→ Short exercise
Where does the string "consumer" appear? Copy every line of the entries below that holds it.

→ Material supplied
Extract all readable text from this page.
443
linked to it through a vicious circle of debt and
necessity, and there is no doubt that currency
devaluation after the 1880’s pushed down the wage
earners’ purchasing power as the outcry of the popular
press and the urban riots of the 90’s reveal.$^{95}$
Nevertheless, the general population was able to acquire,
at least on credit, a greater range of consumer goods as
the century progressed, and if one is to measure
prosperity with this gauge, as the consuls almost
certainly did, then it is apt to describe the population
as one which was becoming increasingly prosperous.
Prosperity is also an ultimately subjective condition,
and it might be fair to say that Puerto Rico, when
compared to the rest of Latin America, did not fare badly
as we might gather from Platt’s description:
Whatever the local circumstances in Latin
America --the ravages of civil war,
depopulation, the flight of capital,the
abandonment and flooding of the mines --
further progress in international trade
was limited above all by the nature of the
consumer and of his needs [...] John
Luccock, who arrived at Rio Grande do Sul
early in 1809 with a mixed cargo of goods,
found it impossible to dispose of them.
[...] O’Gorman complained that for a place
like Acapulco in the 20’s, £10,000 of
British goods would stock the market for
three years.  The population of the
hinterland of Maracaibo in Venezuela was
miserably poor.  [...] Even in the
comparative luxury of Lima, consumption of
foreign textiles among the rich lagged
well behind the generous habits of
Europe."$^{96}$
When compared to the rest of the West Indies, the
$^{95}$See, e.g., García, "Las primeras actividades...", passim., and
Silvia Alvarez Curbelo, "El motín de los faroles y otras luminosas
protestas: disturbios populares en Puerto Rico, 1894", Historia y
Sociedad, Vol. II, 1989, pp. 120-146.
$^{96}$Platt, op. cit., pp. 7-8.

...

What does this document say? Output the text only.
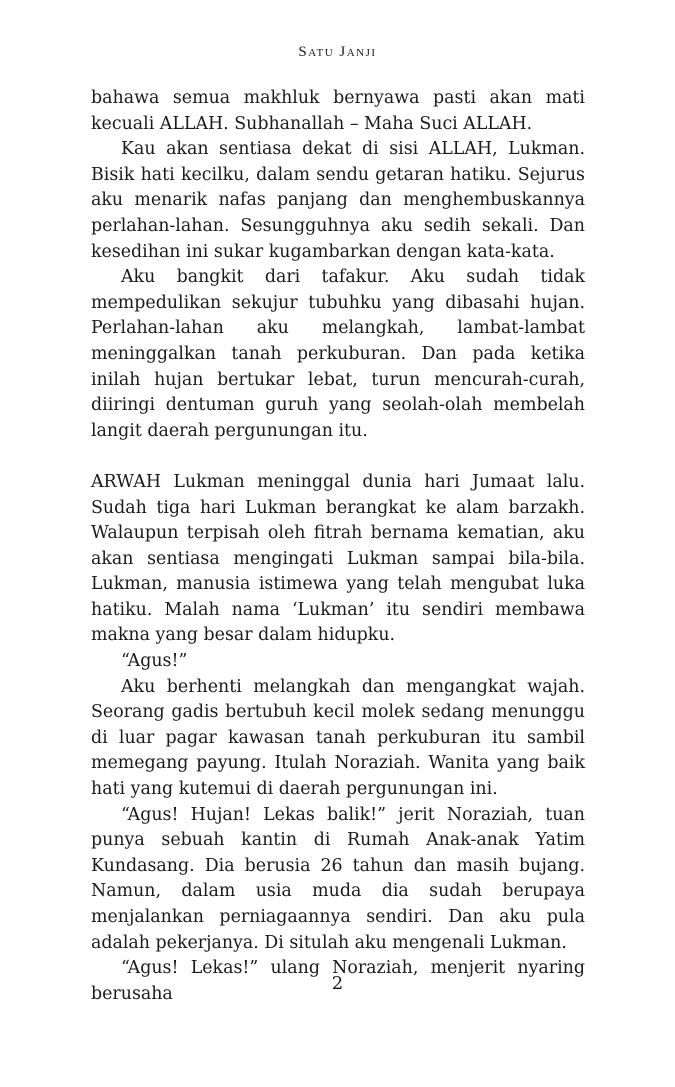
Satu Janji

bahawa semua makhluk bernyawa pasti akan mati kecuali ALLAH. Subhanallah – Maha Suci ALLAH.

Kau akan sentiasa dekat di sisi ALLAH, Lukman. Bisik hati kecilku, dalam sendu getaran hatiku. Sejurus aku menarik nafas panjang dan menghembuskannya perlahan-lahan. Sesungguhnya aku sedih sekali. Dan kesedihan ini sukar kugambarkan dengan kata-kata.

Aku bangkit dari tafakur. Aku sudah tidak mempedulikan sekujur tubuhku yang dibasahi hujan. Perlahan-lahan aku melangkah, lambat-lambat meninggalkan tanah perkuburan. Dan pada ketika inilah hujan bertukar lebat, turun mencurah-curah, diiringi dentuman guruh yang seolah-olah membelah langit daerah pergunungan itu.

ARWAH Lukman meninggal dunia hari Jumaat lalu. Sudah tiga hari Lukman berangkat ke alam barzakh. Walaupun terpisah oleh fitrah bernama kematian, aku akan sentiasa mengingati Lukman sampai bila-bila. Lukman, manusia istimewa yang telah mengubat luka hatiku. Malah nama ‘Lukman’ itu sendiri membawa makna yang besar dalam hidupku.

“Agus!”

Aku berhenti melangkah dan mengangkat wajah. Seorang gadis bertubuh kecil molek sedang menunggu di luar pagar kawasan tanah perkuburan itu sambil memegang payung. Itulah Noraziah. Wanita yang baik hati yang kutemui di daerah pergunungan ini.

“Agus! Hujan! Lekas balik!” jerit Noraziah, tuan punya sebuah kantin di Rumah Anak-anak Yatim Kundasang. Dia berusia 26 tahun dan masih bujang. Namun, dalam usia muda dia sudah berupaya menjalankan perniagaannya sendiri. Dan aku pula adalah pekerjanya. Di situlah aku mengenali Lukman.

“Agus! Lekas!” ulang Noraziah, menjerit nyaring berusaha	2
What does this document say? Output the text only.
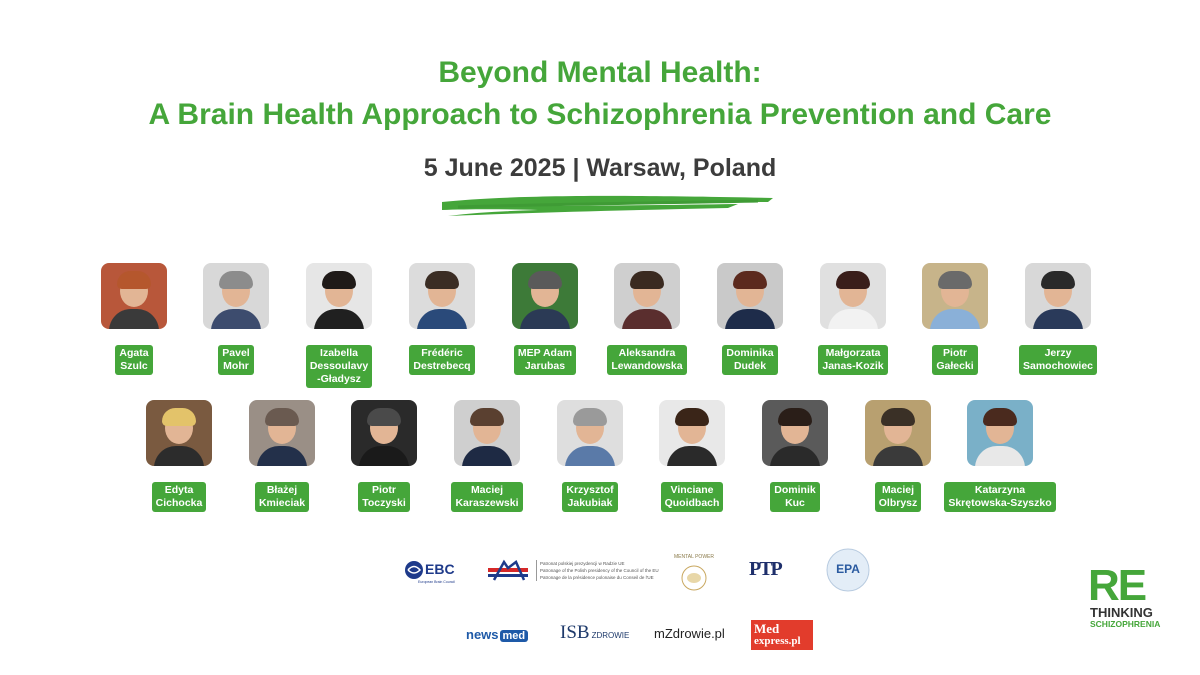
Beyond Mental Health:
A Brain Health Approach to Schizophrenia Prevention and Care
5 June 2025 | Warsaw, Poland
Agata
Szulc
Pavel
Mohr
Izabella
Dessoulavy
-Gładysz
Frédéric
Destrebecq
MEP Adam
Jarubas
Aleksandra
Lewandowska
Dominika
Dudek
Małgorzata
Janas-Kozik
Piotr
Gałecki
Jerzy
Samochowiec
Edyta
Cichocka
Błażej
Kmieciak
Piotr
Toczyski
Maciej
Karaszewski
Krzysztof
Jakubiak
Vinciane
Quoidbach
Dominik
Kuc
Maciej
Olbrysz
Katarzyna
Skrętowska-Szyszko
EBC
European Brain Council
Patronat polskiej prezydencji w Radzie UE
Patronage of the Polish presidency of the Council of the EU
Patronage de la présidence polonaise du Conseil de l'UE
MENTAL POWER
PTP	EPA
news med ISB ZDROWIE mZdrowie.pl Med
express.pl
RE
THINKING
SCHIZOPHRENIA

...

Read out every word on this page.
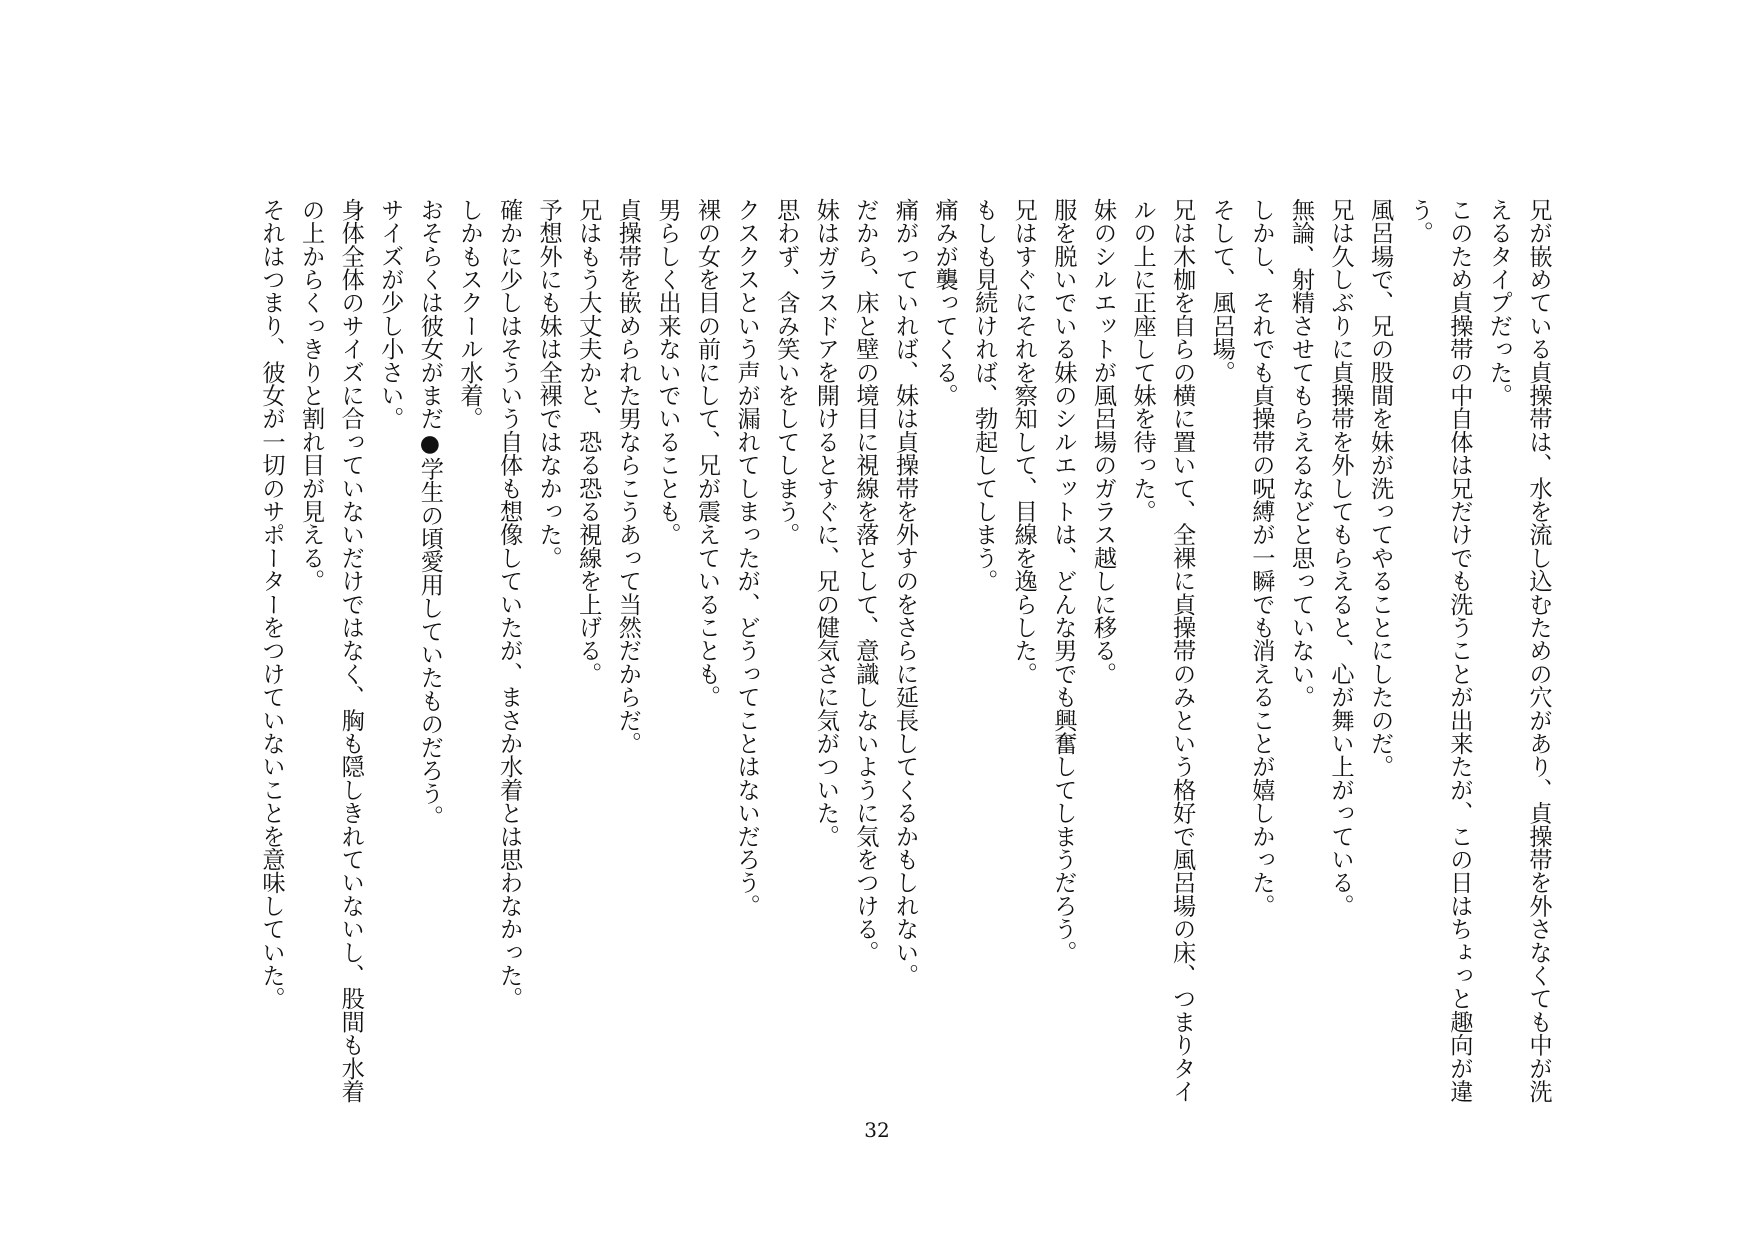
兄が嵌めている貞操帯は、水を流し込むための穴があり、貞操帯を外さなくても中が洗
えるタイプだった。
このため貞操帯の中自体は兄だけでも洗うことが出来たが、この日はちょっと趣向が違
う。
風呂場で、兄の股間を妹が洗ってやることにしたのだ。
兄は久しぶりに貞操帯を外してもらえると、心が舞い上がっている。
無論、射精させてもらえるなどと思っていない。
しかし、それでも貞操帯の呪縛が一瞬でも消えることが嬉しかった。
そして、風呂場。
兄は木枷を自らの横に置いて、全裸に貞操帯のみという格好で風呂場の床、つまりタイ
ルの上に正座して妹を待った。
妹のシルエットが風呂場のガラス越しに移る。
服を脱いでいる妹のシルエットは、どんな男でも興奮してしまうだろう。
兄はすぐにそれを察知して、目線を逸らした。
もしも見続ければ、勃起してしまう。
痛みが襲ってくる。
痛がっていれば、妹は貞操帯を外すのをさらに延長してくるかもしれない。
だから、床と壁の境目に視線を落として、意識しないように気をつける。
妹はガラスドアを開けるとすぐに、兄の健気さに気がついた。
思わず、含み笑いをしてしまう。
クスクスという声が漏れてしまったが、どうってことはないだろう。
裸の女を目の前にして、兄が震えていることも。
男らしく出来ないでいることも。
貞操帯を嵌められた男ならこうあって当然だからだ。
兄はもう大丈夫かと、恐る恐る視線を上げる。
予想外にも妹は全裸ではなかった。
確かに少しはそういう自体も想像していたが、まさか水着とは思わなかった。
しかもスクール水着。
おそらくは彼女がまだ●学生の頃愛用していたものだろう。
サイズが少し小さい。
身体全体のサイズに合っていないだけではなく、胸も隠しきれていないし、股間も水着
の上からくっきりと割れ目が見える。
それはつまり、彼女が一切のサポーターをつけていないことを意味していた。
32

→ Reply
at least on credit, a greater range of consumer goods as
consumer and of his needs [...] John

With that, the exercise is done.